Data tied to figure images

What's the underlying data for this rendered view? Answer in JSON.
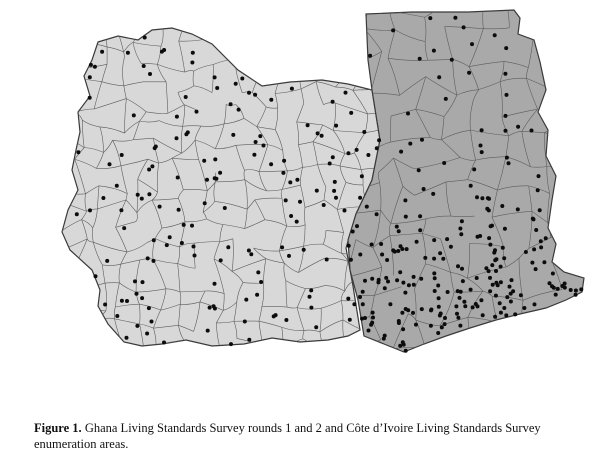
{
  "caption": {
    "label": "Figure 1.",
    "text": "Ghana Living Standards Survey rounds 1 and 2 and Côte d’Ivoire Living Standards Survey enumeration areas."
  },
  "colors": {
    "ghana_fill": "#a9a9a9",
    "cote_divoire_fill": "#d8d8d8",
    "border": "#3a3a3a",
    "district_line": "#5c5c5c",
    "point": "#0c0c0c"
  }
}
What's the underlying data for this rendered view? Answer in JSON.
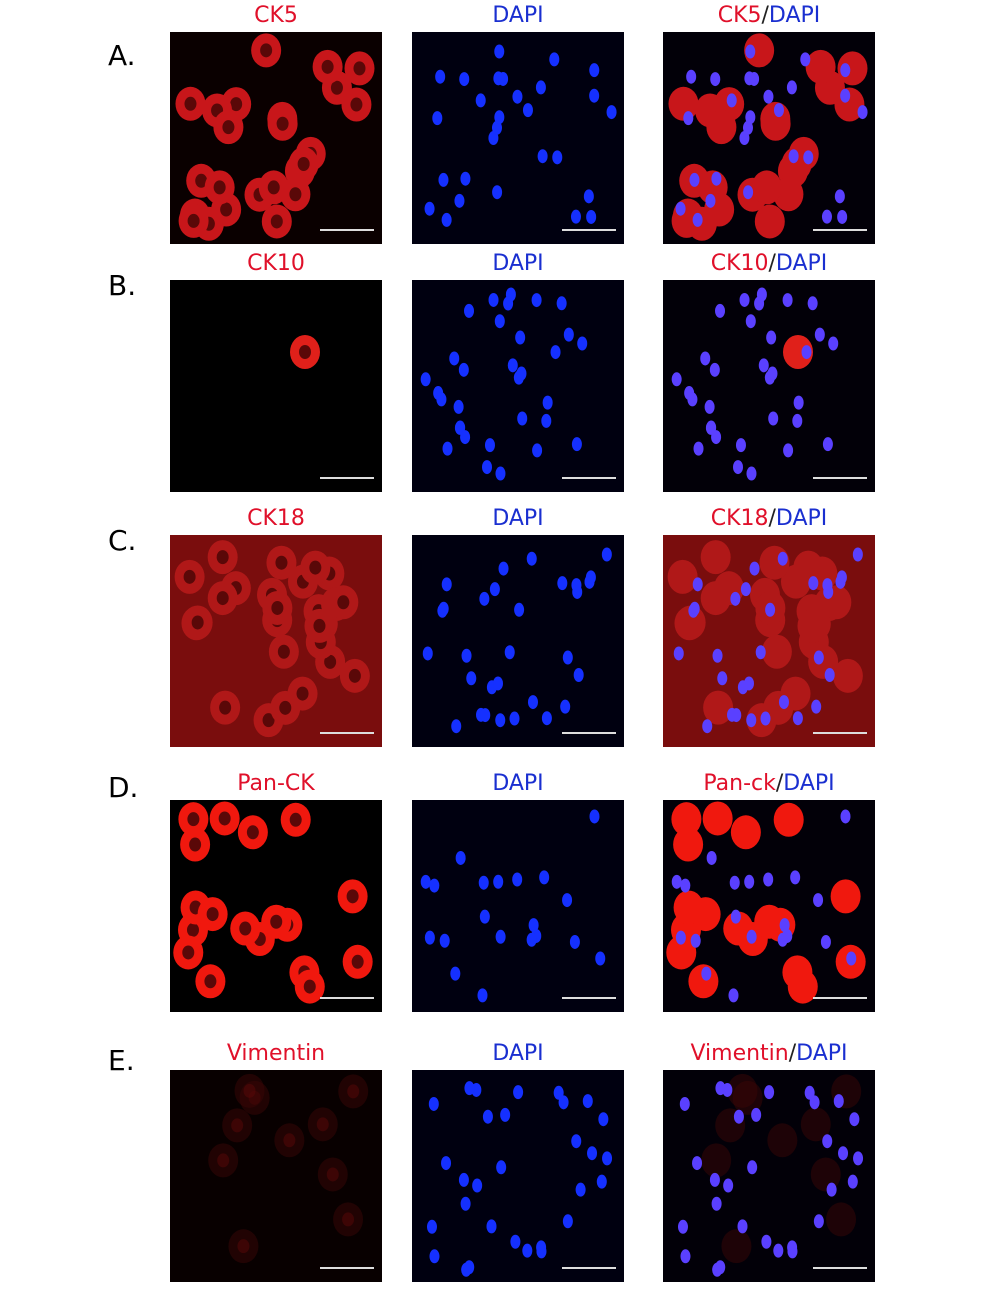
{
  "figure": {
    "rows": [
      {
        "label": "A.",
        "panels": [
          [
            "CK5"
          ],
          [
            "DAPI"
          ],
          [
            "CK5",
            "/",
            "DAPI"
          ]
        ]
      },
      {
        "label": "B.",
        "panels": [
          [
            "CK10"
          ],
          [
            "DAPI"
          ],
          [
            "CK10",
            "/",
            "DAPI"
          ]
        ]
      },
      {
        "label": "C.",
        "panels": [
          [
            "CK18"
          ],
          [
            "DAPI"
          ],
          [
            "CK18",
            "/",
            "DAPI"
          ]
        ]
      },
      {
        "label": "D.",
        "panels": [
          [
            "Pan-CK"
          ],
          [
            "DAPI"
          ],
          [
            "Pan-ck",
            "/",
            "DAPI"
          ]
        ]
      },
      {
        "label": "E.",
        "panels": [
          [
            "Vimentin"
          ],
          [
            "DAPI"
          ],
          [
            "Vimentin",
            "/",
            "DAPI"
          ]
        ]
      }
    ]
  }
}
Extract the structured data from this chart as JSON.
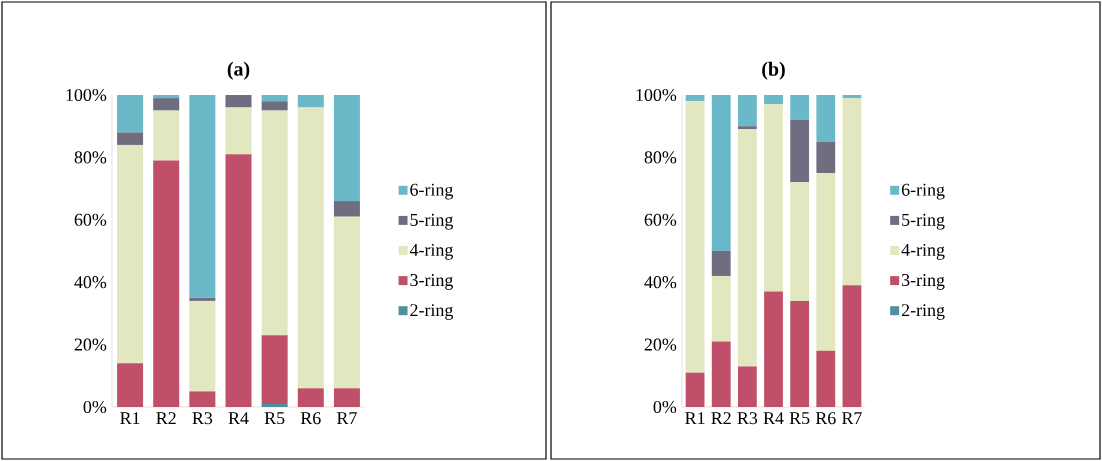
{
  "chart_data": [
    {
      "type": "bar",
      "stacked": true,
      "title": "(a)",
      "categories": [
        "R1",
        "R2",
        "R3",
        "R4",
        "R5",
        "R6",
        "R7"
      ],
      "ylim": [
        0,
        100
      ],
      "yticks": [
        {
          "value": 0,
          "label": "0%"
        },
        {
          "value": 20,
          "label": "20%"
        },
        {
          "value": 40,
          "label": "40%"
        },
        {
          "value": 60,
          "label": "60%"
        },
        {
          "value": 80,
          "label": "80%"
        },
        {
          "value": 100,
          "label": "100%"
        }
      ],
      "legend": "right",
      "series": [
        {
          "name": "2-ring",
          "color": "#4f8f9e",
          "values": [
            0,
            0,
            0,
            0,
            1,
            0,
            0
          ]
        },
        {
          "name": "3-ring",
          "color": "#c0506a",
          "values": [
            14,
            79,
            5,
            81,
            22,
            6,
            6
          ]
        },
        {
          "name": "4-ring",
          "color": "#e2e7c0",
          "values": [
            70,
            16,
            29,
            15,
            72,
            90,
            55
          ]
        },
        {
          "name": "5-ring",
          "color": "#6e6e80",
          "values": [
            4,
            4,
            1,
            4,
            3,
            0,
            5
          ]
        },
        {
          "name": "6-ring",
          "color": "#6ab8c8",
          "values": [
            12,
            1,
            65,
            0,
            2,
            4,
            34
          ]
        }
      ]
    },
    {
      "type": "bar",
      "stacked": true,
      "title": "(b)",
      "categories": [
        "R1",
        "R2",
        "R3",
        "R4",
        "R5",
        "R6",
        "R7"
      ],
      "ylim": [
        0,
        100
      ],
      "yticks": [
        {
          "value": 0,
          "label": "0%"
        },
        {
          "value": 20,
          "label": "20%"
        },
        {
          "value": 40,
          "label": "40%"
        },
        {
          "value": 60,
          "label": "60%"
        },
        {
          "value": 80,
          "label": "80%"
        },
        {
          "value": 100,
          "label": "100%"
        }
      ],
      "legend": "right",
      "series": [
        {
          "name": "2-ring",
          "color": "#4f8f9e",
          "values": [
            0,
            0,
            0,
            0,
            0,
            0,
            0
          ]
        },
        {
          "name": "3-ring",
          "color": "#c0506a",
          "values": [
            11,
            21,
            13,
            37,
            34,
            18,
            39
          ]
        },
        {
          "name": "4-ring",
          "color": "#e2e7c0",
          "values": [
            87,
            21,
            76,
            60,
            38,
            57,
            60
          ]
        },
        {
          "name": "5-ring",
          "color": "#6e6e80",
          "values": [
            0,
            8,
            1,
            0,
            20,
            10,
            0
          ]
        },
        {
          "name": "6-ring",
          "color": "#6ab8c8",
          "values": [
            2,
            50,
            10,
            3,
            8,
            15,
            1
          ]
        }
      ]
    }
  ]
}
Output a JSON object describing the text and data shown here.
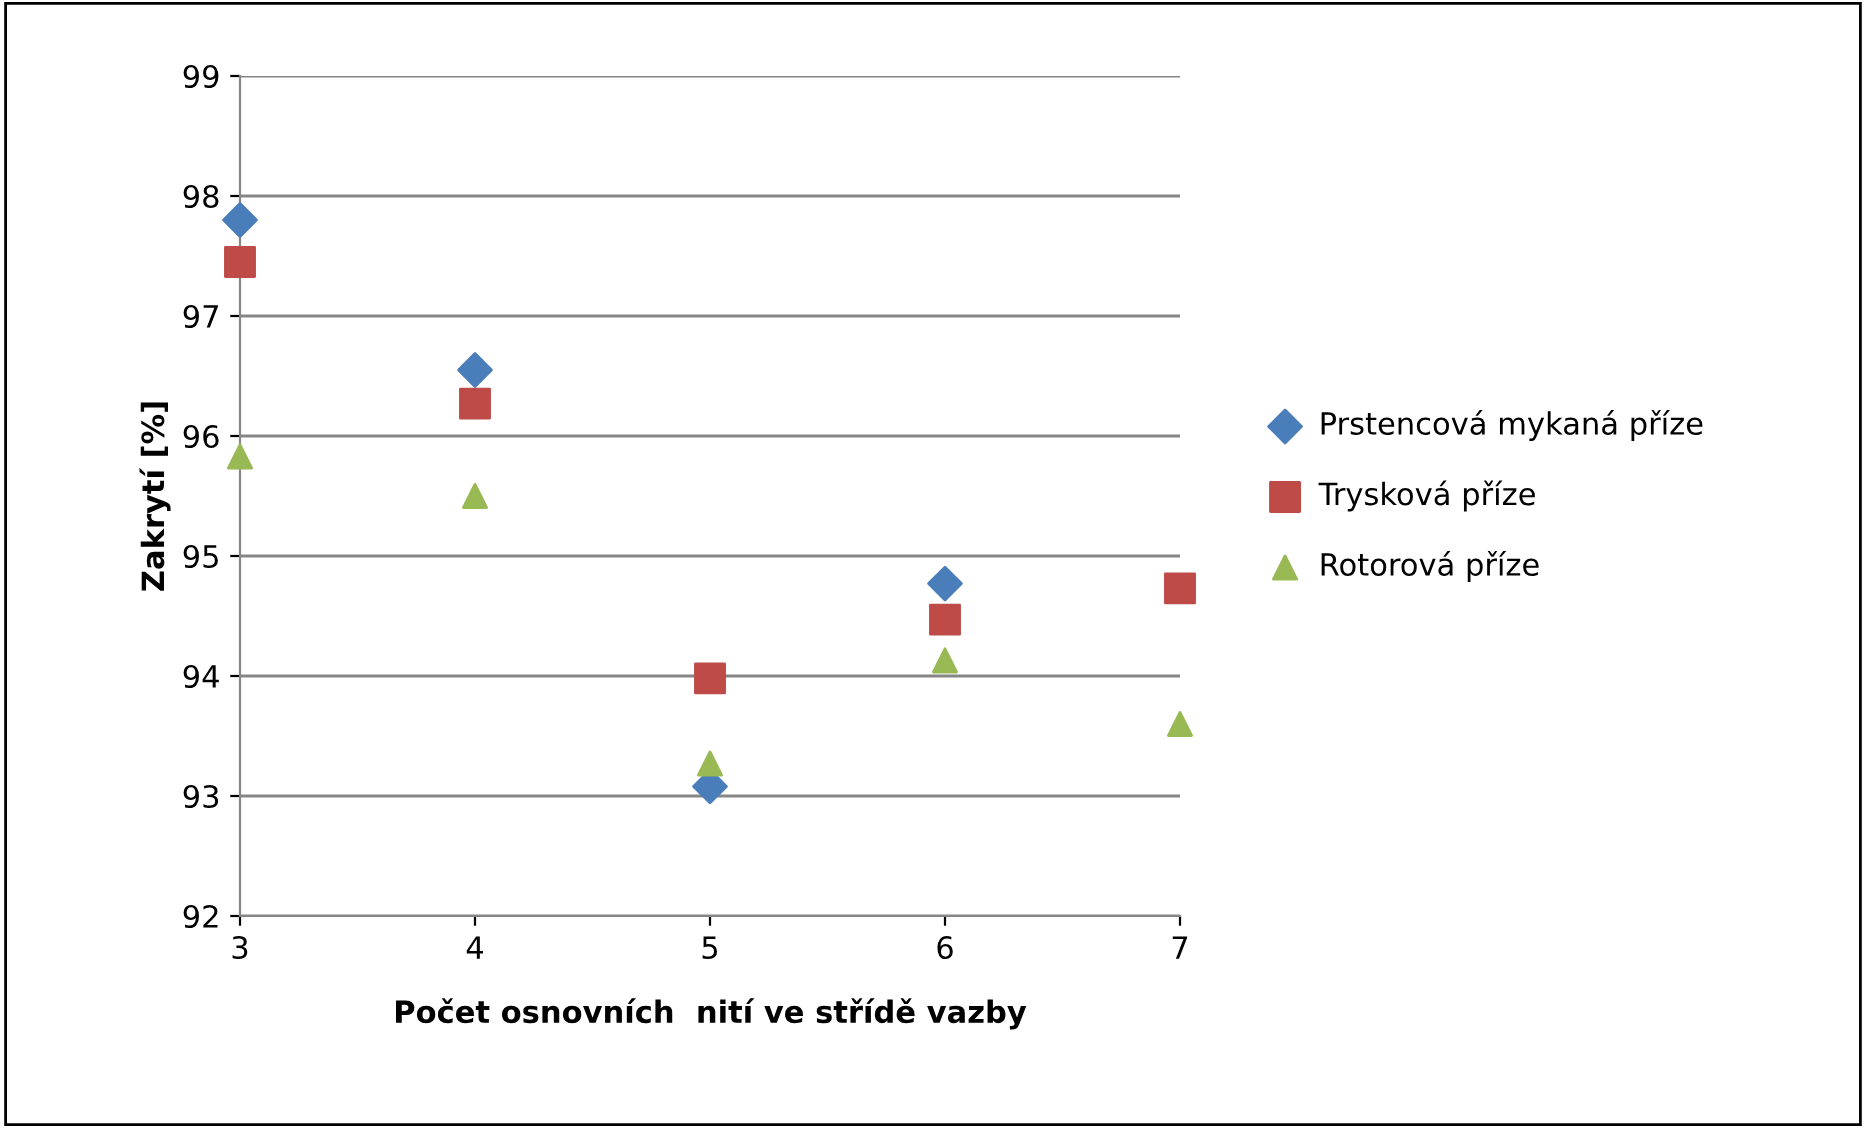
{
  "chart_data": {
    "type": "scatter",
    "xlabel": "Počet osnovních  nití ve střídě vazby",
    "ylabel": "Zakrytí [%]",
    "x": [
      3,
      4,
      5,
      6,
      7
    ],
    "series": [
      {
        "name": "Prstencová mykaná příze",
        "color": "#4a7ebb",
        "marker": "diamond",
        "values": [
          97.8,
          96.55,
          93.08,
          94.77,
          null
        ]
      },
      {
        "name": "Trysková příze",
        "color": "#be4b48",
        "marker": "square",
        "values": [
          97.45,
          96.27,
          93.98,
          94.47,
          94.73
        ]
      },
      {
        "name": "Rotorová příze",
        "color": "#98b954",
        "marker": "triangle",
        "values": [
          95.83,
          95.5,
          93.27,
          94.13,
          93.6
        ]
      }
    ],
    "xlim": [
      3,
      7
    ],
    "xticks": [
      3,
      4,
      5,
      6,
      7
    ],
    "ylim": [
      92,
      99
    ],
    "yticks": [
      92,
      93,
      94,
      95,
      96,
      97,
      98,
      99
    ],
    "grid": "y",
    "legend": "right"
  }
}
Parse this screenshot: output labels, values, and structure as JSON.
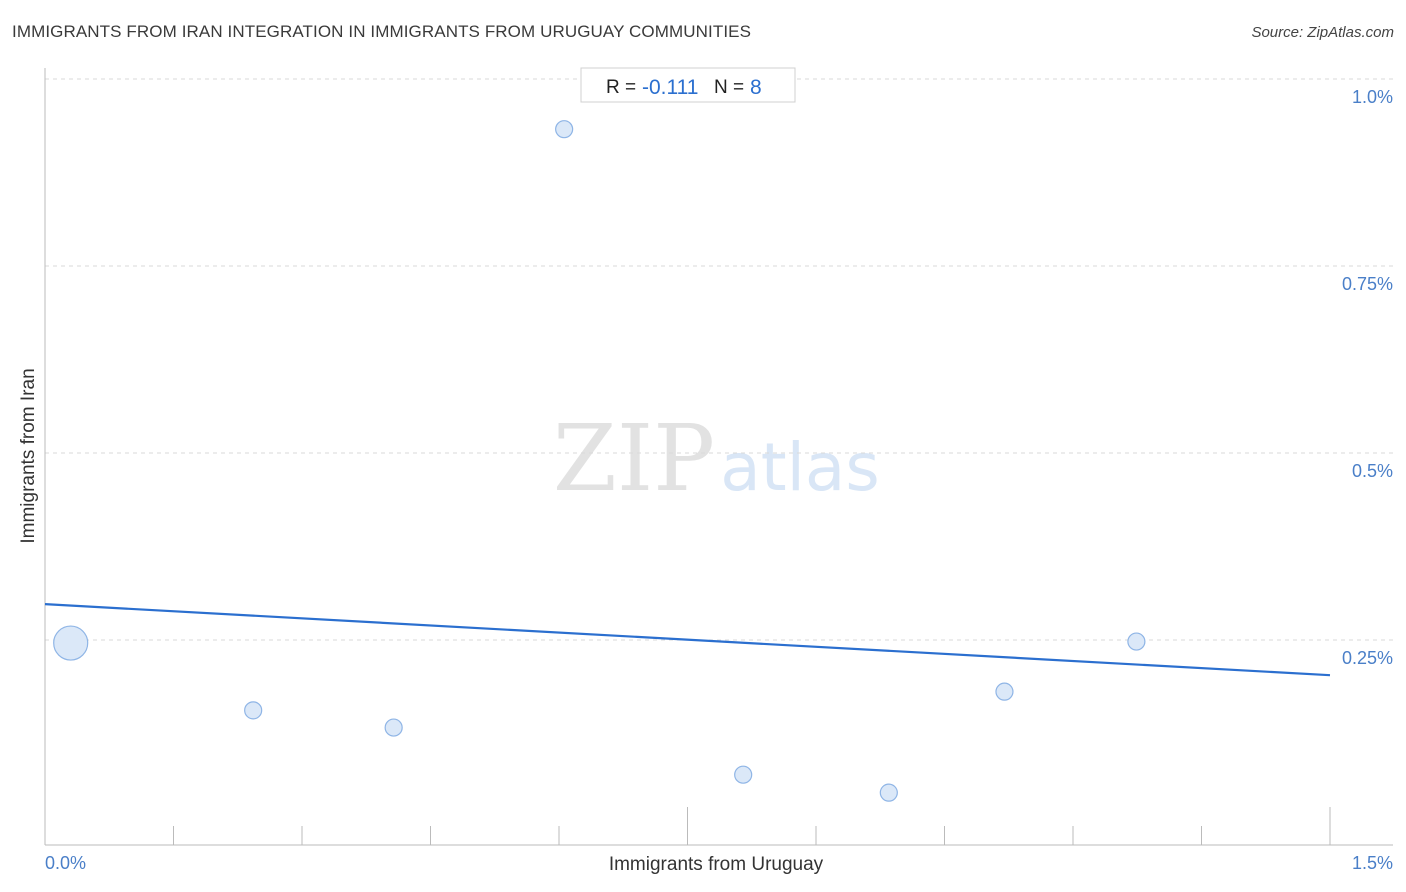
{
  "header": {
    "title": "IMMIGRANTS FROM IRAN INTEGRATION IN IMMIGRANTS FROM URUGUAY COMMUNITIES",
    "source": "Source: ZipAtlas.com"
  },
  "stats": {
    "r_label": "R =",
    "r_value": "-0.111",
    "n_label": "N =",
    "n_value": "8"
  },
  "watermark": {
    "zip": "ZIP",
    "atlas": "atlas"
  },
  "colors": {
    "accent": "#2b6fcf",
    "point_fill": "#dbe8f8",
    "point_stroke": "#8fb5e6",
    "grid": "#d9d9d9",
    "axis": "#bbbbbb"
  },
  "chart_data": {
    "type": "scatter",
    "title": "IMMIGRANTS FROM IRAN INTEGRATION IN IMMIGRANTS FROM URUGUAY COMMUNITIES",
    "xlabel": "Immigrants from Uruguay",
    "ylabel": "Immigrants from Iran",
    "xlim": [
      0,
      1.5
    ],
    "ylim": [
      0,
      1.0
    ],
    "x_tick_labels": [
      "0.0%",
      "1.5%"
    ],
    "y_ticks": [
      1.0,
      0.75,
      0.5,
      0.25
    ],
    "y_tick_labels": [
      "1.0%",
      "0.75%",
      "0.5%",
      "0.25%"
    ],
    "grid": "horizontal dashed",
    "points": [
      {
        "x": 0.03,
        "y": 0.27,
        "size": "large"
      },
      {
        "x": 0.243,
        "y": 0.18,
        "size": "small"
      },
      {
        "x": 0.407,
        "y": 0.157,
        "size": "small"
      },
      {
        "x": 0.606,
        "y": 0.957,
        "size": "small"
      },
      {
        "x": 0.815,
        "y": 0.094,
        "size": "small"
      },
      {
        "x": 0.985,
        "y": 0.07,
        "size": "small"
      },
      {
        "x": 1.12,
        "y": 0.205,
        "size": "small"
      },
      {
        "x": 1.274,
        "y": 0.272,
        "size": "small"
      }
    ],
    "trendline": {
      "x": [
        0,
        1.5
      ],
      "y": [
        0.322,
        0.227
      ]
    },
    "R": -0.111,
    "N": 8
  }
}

What the exercise asks:
In the records above, locate each line with the word "grid". Copy all such lines.

Expected answer:
    "grid": "y",
    "grid": "#d9d9d9",
    "grid": "horizontal dashed",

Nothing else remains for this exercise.